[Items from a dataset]
____________

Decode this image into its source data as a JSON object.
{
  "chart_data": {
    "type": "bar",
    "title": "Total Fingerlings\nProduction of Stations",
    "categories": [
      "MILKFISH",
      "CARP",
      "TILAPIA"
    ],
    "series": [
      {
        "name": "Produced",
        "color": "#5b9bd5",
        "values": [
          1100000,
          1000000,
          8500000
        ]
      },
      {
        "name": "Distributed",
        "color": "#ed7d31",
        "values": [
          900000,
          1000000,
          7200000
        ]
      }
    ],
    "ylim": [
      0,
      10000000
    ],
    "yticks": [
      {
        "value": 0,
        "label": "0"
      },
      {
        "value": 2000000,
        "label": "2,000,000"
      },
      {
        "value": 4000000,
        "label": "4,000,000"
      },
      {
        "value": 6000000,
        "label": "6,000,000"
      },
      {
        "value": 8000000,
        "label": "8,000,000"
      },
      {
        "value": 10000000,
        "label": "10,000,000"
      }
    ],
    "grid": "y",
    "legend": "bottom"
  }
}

____________

> **Given instruction**:
Emit the full listing verbatim.

> **Solution**:
Decode this image into its source data as a JSON object.
{
  "chart_data": {
    "type": "bar",
    "title": "Total Fingerlings\nProduction of Stations",
    "categories": [
      "MILKFISH",
      "CARP",
      "TILAPIA"
    ],
    "series": [
      {
        "name": "Produced",
        "color": "#5b9bd5",
        "values": [
          1100000,
          1000000,
          8500000
        ]
      },
      {
        "name": "Distributed",
        "color": "#ed7d31",
        "values": [
          900000,
          1000000,
          7200000
        ]
      }
    ],
    "ylim": [
      0,
      10000000
    ],
    "yticks": [
      {
        "value": 0,
        "label": "0"
      },
      {
        "value": 2000000,
        "label": "2,000,000"
      },
      {
        "value": 4000000,
        "label": "4,000,000"
      },
      {
        "value": 6000000,
        "label": "6,000,000"
      },
      {
        "value": 8000000,
        "label": "8,000,000"
      },
      {
        "value": 10000000,
        "label": "10,000,000"
      }
    ],
    "grid": "y",
    "legend": "bottom"
  }
}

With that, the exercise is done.